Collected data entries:
++++++++++

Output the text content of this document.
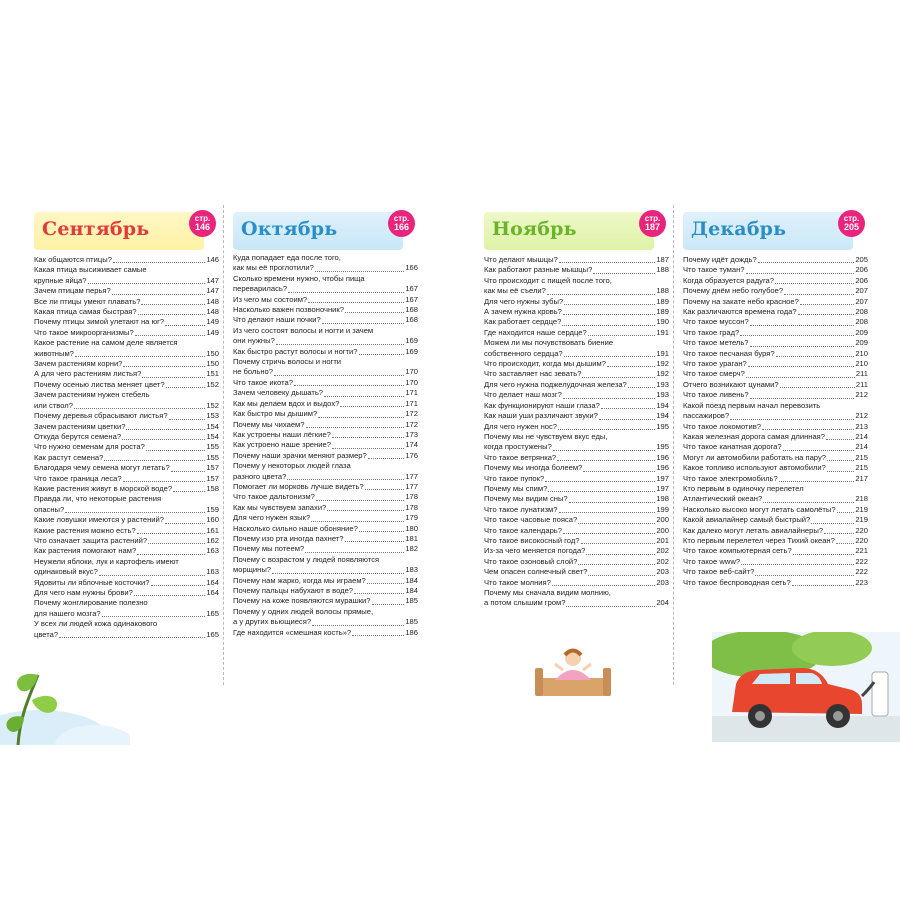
Сентябрь	стр.
146
Как общаются птицы?	146
Какая птица высиживает самые
крупные яйца?	147
Зачем птицам перья?	147
Все ли птицы умеют плавать?	148
Какая птица самая быстрая?	148
Почему птицы зимой улетают на юг?	149
Что такое микроорганизмы?	149
Какое растение на самом деле является
животным?	150
Зачем растениям корни?	150
А для чего растениям листья?	151
Почему осенью листва меняет цвет?	152
Зачем растениям нужен стебель
или ствол?	152
Почему деревья сбрасывают листья?	153
Зачем растениям цветки?	154
Откуда берутся семена?	154
Что нужно семенам для роста?	155
Как растут семена?	155
Благодаря чему семена могут летать?	157
Что такое граница леса?	157
Какие растения живут в морской воде?	158
Правда ли, что некоторые растения
опасны?	159
Какие ловушки имеются у растений?	160
Какие растения можно есть?	161
Что означает защита растений?	162
Как растения помогают нам?	163
Неужели яблоки, лук и картофель имеют
одинаковый вкус?	163
Ядовиты ли яблочные косточки?	164
Для чего нам нужны брови?	164
Почему жонглирование полезно
для нашего мозга?	165
У всех ли людей кожа одинакового
цвета?	165
Октябрь	стр.
166
Куда попадает еда после того,
как мы её проглотили?	166
Сколько времени нужно, чтобы пища
переварилась?	167
Из чего мы состоим?	167
Насколько важен позвоночник?	168
Что делают наши почки?	168
Из чего состоят волосы и ногти и зачем
они нужны?	169
Как быстро растут волосы и ногти?	169
Почему стричь волосы и ногти
не больно?	170
Что такое икота?	170
Зачем человеку дышать?	171
Как мы делаем вдох и выдох?	171
Как быстро мы дышим?	172
Почему мы чихаем?	172
Как устроены наши лёгкие?	173
Как устроено наше зрение?	174
Почему наши зрачки меняют размер?	176
Почему у некоторых людей глаза
разного цвета?	177
Помогает ли морковь лучше видеть?	177
Что такое дальтонизм?	178
Как мы чувствуем запахи?	178
Для чего нужен язык?	179
Насколько сильно наше обоняние?	180
Почему изо рта иногда пахнет?	181
Почему мы потеем?	182
Почему с возрастом у людей появляются
морщины?	183
Почему нам жарко, когда мы играем?	184
Почему пальцы набухают в воде?	184
Почему на коже появляются мурашки?	185
Почему у одних людей волосы прямые,
а у других вьющиеся?	185
Где находится «смешная кость»?	186
Ноябрь	стр.
187
Что делают мышцы?	187
Как работают разные мышцы?	188
Что происходит с пищей после того,
как мы её съели?	188
Для чего нужны зубы?	189
А зачем нужна кровь?	189
Как работает сердце?	190
Где находится наше сердце?	191
Можем ли мы почувствовать биение
собственного сердца?	191
Что происходит, когда мы дышим?	192
Что заставляет нас зевать?	192
Для чего нужна поджелудочная железа?	193
Что делает наш мозг?	193
Как функционируют наши глаза?	194
Как наши уши различают звуки?	194
Для чего нужен нос?	195
Почему мы не чувствуем вкус еды,
когда простужены?	195
Что такое ветрянка?	196
Почему мы иногда болеем?	196
Что такое пупок?	197
Почему мы спим?	197
Почему мы видим сны?	198
Что такое лунатизм?	199
Что такое часовые пояса?	200
Что такое календарь?	200
Что такое високосный год?	201
Из-за чего меняется погода?	202
Что такое озоновый слой?	202
Чем опасен солнечный свет?	203
Что такое молния?	203
Почему мы сначала видим молнию,
а потом слышим гром?	204
Декабрь	стр.
205
Почему идёт дождь?	205
Что такое туман?	206
Когда образуется радуга?	206
Почему днём небо голубое?	207
Почему на закате небо красное?	207
Как различаются времена года?	208
Что такое муссон?	208
Что такое град?	209
Что такое метель?	209
Что такое песчаная буря?	210
Что такое ураган?	210
Что такое смерч?	211
Отчего возникают цунами?	211
Что такое ливень?	212
Какой поезд первым начал перевозить
пассажиров?	212
Что такое локомотив?	213
Какая железная дорога самая длинная?	214
Что такое канатная дорога?	214
Могут ли автомобили работать на пару?	215
Какое топливо используют автомобили?	215
Что такое электромобиль?	217
Кто первым в одиночку перелетел
Атлантический океан?	218
Насколько высоко могут летать самолёты?	219
Какой авиалайнер самый быстрый?	219
Как далеко могут летать авиалайнеры?	220
Кто первым перелетел через Тихий океан?	220
Что такое компьютерная сеть?	221
Что такое www?	222
Что такое веб-сайт?	222
Что такое беспроводная сеть?	223
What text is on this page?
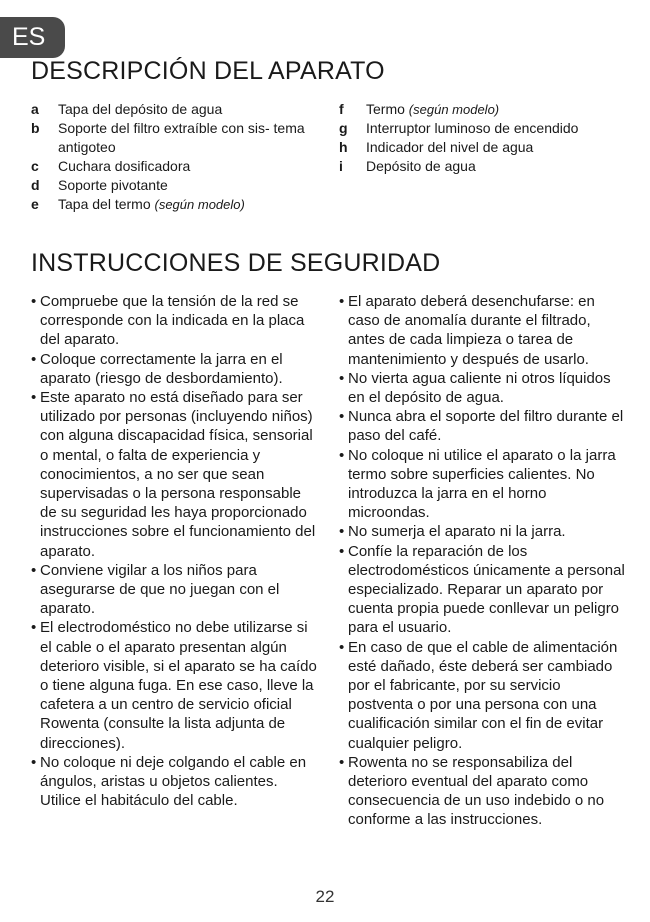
ES
DESCRIPCIÓN DEL APARATO
a	Tapa del depósito de agua
b	Soporte del filtro extraíble con sis- tema antigoteo
c	Cuchara dosificadora
d	Soporte pivotante
e	Tapa del termo (según modelo)
f	Termo (según modelo)
g	Interruptor luminoso de encendido
h	Indicador del nivel de agua
i	Depósito de agua
INSTRUCCIONES DE SEGURIDAD
• Compruebe que la tensión de la red se corresponde con la indicada en la placa del aparato.
• Coloque correctamente la jarra en el aparato (riesgo de desbordamiento).
• Este aparato no está diseñado para ser utilizado por personas (incluyendo niños) con alguna discapacidad física, sensorial o mental, o falta de experiencia y conocimientos, a no ser que sean supervisadas o la persona responsable de su seguridad les haya proporcionado instrucciones sobre el funcionamiento del aparato.
• Conviene vigilar a los niños para asegurarse de que no juegan con el aparato.
• El electrodoméstico no debe utilizarse si el cable o el aparato presentan algún deterioro visible, si el aparato se ha caído o tiene alguna fuga. En ese caso, lleve la cafetera a un centro de servicio oficial Rowenta (consulte la lista adjunta de direcciones).
• No coloque ni deje colgando el cable en ángulos, aristas u objetos calientes. Utilice el habitáculo del cable.
• El aparato deberá desenchufarse: en caso de anomalía durante el filtrado, antes de cada limpieza o tarea de mantenimiento y después de usarlo.
• No vierta agua caliente ni otros líquidos en el depósito de agua.
• Nunca abra el soporte del filtro durante el paso del café.
• No coloque ni utilice el aparato o la jarra termo sobre superficies calientes. No introduzca la jarra en el horno microondas.
• No sumerja el aparato ni la jarra.
• Confíe la reparación de los electrodomésticos únicamente a personal especializado. Reparar un aparato por cuenta propia puede conllevar un peligro para el usuario.
• En caso de que el cable de alimentación esté dañado, éste deberá ser cambiado por el fabricante, por su servicio postventa o por una persona con una cualificación similar con el fin de evitar cualquier peligro.
• Rowenta no se responsabiliza del deterioro eventual del aparato como consecuencia de un uso indebido o no conforme a las instrucciones.
22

++++++++++

The records above are to be reproduced exactly; the pictures are to be left out.

■ **RESPONSE**:
Output the text content of this document.
Сентябрь	стр.
146
Как общаются птицы?	146
Какая птица высиживает самые
крупные яйца?	147
Зачем птицам перья?	147
Все ли птицы умеют плавать?	148
Какая птица самая быстрая?	148
Почему птицы зимой улетают на юг?	149
Что такое микроорганизмы?	149
Какое растение на самом деле является
животным?	150
Зачем растениям корни?	150
А для чего растениям листья?	151
Почему осенью листва меняет цвет?	152
Зачем растениям нужен стебель
или ствол?	152
Почему деревья сбрасывают листья?	153
Зачем растениям цветки?	154
Откуда берутся семена?	154
Что нужно семенам для роста?	155
Как растут семена?	155
Благодаря чему семена могут летать?	157
Что такое граница леса?	157
Какие растения живут в морской воде?	158
Правда ли, что некоторые растения
опасны?	159
Какие ловушки имеются у растений?	160
Какие растения можно есть?	161
Что означает защита растений?	162
Как растения помогают нам?	163
Неужели яблоки, лук и картофель имеют
одинаковый вкус?	163
Ядовиты ли яблочные косточки?	164
Для чего нам нужны брови?	164
Почему жонглирование полезно
для нашего мозга?	165
У всех ли людей кожа одинакового
цвета?	165
Октябрь	стр.
166
Куда попадает еда после того,
как мы её проглотили?	166
Сколько времени нужно, чтобы пища
переварилась?	167
Из чего мы состоим?	167
Насколько важен позвоночник?	168
Что делают наши почки?	168
Из чего состоят волосы и ногти и зачем
они нужны?	169
Как быстро растут волосы и ногти?	169
Почему стричь волосы и ногти
не больно?	170
Что такое икота?	170
Зачем человеку дышать?	171
Как мы делаем вдох и выдох?	171
Как быстро мы дышим?	172
Почему мы чихаем?	172
Как устроены наши лёгкие?	173
Как устроено наше зрение?	174
Почему наши зрачки меняют размер?	176
Почему у некоторых людей глаза
разного цвета?	177
Помогает ли морковь лучше видеть?	177
Что такое дальтонизм?	178
Как мы чувствуем запахи?	178
Для чего нужен язык?	179
Насколько сильно наше обоняние?	180
Почему изо рта иногда пахнет?	181
Почему мы потеем?	182
Почему с возрастом у людей появляются
морщины?	183
Почему нам жарко, когда мы играем?	184
Почему пальцы набухают в воде?	184
Почему на коже появляются мурашки?	185
Почему у одних людей волосы прямые,
а у других вьющиеся?	185
Где находится «смешная кость»?	186
Ноябрь	стр.
187
Что делают мышцы?	187
Как работают разные мышцы?	188
Что происходит с пищей после того,
как мы её съели?	188
Для чего нужны зубы?	189
А зачем нужна кровь?	189
Как работает сердце?	190
Где находится наше сердце?	191
Можем ли мы почувствовать биение
собственного сердца?	191
Что происходит, когда мы дышим?	192
Что заставляет нас зевать?	192
Для чего нужна поджелудочная железа?	193
Что делает наш мозг?	193
Как функционируют наши глаза?	194
Как наши уши различают звуки?	194
Для чего нужен нос?	195
Почему мы не чувствуем вкус еды,
когда простужены?	195
Что такое ветрянка?	196
Почему мы иногда болеем?	196
Что такое пупок?	197
Почему мы спим?	197
Почему мы видим сны?	198
Что такое лунатизм?	199
Что такое часовые пояса?	200
Что такое календарь?	200
Что такое високосный год?	201
Из-за чего меняется погода?	202
Что такое озоновый слой?	202
Чем опасен солнечный свет?	203
Что такое молния?	203
Почему мы сначала видим молнию,
а потом слышим гром?	204
Декабрь	стр.
205
Почему идёт дождь?	205
Что такое туман?	206
Когда образуется радуга?	206
Почему днём небо голубое?	207
Почему на закате небо красное?	207
Как различаются времена года?	208
Что такое муссон?	208
Что такое град?	209
Что такое метель?	209
Что такое песчаная буря?	210
Что такое ураган?	210
Что такое смерч?	211
Отчего возникают цунами?	211
Что такое ливень?	212
Какой поезд первым начал перевозить
пассажиров?	212
Что такое локомотив?	213
Какая железная дорога самая длинная?	214
Что такое канатная дорога?	214
Могут ли автомобили работать на пару?	215
Какое топливо используют автомобили?	215
Что такое электромобиль?	217
Кто первым в одиночку перелетел
Атлантический океан?	218
Насколько высоко могут летать самолёты?	219
Какой авиалайнер самый быстрый?	219
Как далеко могут летать авиалайнеры?	220
Кто первым перелетел через Тихий океан?	220
Что такое компьютерная сеть?	221
Что такое www?	222
Что такое веб-сайт?	222
Что такое беспроводная сеть?	223
What text is on this page?
ES
DESCRIPCIÓN DEL APARATO
a	Tapa del depósito de agua
b	Soporte del filtro extraíble con sis- tema antigoteo
c	Cuchara dosificadora
d	Soporte pivotante
e	Tapa del termo (según modelo)
f	Termo (según modelo)
g	Interruptor luminoso de encendido
h	Indicador del nivel de agua
i	Depósito de agua
INSTRUCCIONES DE SEGURIDAD
• Compruebe que la tensión de la red se corresponde con la indicada en la placa del aparato.
• Coloque correctamente la jarra en el aparato (riesgo de desbordamiento).
• Este aparato no está diseñado para ser utilizado por personas (incluyendo niños) con alguna discapacidad física, sensorial o mental, o falta de experiencia y conocimientos, a no ser que sean supervisadas o la persona responsable de su seguridad les haya proporcionado instrucciones sobre el funcionamiento del aparato.
• Conviene vigilar a los niños para asegurarse de que no juegan con el aparato.
• El electrodoméstico no debe utilizarse si el cable o el aparato presentan algún deterioro visible, si el aparato se ha caído o tiene alguna fuga. En ese caso, lleve la cafetera a un centro de servicio oficial Rowenta (consulte la lista adjunta de direcciones).
• No coloque ni deje colgando el cable en ángulos, aristas u objetos calientes. Utilice el habitáculo del cable.
• El aparato deberá desenchufarse: en caso de anomalía durante el filtrado, antes de cada limpieza o tarea de mantenimiento y después de usarlo.
• No vierta agua caliente ni otros líquidos en el depósito de agua.
• Nunca abra el soporte del filtro durante el paso del café.
• No coloque ni utilice el aparato o la jarra termo sobre superficies calientes. No introduzca la jarra en el horno microondas.
• No sumerja el aparato ni la jarra.
• Confíe la reparación de los electrodomésticos únicamente a personal especializado. Reparar un aparato por cuenta propia puede conllevar un peligro para el usuario.
• En caso de que el cable de alimentación esté dañado, éste deberá ser cambiado por el fabricante, por su servicio postventa o por una persona con una cualificación similar con el fin de evitar cualquier peligro.
• Rowenta no se responsabiliza del deterioro eventual del aparato como consecuencia de un uso indebido o no conforme a las instrucciones.
22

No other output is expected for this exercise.